= Try it =
Check every line of the records below for the string "Development" and copy the ones that have it.

Page segmentation data:
Segment Open
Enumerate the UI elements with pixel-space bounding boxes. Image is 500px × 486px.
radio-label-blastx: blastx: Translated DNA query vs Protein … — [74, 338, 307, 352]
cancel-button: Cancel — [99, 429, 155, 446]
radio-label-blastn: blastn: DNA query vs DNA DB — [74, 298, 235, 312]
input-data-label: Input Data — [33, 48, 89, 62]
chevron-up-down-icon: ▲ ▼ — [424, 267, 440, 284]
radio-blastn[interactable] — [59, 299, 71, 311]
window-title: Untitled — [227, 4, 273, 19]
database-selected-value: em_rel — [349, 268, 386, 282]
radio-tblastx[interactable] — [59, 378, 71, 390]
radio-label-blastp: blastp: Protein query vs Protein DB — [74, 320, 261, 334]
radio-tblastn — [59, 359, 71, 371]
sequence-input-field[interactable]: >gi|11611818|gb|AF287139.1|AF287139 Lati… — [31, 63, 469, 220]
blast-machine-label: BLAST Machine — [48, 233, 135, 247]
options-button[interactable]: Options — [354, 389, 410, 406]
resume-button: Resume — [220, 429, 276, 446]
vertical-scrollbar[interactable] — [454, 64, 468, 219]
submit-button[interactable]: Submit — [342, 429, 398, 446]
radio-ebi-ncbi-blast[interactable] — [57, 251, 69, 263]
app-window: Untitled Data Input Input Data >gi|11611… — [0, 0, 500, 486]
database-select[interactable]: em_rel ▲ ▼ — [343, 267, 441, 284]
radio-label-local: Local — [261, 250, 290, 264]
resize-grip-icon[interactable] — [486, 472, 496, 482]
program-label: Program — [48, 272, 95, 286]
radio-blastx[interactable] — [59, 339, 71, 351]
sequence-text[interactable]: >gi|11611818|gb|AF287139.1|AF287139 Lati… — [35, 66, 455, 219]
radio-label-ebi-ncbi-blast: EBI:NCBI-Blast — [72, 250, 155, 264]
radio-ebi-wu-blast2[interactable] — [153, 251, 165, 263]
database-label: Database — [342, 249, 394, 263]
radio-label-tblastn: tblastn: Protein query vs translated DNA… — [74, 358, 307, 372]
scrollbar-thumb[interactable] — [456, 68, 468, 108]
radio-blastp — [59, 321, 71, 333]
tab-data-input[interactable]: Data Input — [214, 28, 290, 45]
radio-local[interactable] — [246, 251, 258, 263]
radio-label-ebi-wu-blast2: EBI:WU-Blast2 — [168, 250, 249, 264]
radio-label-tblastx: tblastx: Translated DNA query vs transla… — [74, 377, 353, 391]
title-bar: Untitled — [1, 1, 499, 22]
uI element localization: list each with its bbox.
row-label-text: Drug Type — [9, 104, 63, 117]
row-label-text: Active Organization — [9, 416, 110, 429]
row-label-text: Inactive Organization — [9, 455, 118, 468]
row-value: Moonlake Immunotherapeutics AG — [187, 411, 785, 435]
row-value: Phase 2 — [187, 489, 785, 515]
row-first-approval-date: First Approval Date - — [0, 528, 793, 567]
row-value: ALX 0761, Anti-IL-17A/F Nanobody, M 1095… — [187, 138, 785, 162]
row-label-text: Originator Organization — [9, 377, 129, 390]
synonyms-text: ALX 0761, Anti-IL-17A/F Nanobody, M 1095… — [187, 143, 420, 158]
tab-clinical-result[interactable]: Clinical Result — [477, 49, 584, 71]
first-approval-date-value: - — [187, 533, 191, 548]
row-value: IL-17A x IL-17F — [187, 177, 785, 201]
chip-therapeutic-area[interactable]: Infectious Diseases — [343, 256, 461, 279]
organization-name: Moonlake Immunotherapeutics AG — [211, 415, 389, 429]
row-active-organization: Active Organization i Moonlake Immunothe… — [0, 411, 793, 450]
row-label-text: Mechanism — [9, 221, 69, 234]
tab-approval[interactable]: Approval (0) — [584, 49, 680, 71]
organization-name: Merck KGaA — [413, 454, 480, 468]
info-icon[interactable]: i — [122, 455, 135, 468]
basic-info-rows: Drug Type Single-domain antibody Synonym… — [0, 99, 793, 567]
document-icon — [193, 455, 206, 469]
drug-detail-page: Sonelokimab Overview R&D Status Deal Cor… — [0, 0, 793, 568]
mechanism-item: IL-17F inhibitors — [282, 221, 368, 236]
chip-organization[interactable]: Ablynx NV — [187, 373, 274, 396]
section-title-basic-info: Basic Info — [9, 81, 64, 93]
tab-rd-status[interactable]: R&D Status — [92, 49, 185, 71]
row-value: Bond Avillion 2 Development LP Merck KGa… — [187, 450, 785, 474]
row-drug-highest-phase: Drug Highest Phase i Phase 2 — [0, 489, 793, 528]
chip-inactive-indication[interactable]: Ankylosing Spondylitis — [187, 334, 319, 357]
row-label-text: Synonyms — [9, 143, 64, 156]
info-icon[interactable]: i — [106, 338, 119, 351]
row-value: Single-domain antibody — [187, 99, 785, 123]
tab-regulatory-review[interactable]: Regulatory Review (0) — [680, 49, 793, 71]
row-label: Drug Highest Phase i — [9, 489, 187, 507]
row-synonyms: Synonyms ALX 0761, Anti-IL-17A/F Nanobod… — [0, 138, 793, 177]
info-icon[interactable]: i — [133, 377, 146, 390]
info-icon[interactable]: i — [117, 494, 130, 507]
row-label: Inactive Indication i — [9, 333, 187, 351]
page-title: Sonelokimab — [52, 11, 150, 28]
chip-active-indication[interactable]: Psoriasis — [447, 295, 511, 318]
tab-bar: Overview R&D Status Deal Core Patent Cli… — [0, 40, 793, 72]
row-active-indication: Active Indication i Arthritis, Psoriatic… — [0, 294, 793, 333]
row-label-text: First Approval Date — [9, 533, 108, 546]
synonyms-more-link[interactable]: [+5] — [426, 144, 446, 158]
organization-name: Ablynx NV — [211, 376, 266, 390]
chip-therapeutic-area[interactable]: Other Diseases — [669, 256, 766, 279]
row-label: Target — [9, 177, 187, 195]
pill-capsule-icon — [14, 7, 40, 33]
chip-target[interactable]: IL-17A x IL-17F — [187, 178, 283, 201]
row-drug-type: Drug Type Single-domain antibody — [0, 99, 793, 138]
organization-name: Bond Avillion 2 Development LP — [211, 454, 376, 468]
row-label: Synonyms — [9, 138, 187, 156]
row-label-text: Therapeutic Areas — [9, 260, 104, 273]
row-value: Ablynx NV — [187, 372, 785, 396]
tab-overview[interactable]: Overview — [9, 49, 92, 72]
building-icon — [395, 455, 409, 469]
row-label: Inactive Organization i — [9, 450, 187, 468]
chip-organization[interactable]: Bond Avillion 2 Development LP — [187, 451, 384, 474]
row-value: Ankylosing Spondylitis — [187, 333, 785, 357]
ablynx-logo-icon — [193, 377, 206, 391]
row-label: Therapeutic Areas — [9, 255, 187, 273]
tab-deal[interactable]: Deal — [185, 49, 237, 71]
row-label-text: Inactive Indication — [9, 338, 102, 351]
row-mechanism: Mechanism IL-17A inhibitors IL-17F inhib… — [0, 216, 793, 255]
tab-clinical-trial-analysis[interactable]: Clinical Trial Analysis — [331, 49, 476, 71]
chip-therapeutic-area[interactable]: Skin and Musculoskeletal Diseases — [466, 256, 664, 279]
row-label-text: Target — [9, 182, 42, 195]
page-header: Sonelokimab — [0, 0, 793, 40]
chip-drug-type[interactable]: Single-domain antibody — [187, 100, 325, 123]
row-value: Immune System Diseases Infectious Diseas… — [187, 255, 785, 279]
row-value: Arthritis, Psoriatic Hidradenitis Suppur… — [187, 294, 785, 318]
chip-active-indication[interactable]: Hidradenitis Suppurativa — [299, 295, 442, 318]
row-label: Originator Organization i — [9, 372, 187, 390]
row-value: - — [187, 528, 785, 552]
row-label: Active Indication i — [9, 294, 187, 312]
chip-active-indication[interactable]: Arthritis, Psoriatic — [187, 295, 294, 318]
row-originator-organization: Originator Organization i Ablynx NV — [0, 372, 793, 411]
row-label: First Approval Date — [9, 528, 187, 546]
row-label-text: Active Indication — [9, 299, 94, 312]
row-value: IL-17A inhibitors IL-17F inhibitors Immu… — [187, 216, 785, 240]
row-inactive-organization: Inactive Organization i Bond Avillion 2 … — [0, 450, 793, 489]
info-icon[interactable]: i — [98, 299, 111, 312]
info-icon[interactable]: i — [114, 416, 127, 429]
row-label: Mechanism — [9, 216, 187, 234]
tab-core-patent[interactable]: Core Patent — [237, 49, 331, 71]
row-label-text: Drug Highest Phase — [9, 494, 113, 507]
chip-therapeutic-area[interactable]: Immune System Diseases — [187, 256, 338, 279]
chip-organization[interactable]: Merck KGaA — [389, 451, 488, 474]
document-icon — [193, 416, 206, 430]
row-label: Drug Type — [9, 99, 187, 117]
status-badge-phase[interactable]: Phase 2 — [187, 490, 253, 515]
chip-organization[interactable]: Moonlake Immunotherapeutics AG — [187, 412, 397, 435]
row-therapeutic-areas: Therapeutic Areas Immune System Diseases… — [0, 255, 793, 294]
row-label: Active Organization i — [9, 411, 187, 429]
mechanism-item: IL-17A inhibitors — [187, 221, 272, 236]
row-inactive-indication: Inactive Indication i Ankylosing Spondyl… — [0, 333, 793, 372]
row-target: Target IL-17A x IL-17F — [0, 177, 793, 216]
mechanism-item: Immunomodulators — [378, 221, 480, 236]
Segment Closed
= Answer to the exercise =
row-value: Bond Avillion 2 Development LP Merck KGa… — [187, 450, 785, 474]
organization-name: Bond Avillion 2 Development LP — [211, 454, 376, 468]
chip-organization[interactable]: Bond Avillion 2 Development LP — [187, 451, 384, 474]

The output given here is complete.